* Start Record set *

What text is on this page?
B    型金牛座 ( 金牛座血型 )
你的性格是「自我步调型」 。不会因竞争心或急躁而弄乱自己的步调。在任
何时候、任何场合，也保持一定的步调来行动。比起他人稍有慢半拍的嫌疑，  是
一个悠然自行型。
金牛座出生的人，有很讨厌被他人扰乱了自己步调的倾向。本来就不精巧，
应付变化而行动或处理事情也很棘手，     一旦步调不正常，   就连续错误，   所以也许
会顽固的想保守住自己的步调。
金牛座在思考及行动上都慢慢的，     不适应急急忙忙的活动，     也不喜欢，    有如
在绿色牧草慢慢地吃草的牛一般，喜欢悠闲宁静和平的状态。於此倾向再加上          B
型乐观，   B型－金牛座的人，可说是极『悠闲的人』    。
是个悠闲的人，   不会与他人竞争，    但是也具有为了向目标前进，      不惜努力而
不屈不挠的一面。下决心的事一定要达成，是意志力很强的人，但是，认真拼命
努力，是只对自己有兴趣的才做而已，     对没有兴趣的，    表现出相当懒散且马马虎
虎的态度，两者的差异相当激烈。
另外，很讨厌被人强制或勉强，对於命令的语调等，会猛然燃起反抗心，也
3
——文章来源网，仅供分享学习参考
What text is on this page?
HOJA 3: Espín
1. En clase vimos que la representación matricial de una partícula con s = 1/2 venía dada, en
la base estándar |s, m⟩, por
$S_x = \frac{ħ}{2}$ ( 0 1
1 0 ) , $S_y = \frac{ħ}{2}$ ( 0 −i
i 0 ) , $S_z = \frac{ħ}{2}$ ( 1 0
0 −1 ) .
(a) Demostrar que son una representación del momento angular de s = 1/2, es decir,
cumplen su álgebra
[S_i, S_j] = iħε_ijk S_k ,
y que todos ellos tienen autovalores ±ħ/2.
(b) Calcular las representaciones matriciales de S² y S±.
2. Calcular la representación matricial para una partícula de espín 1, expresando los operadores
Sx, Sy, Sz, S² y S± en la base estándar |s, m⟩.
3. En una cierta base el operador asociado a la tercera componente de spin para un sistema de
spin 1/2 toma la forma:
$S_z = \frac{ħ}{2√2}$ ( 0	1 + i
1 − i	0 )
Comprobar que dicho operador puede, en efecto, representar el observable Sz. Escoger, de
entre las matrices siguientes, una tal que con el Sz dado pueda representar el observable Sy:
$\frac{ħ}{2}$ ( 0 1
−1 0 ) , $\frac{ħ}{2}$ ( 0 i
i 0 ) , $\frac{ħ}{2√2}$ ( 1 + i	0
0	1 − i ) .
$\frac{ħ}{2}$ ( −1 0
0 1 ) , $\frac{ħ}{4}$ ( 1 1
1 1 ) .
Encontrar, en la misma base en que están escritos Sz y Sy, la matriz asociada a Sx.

* End Record set *

→ What to produce:
Your answer should be a single number: the count of lines in these records that hold the string "estándar".

→ Exercise result:
2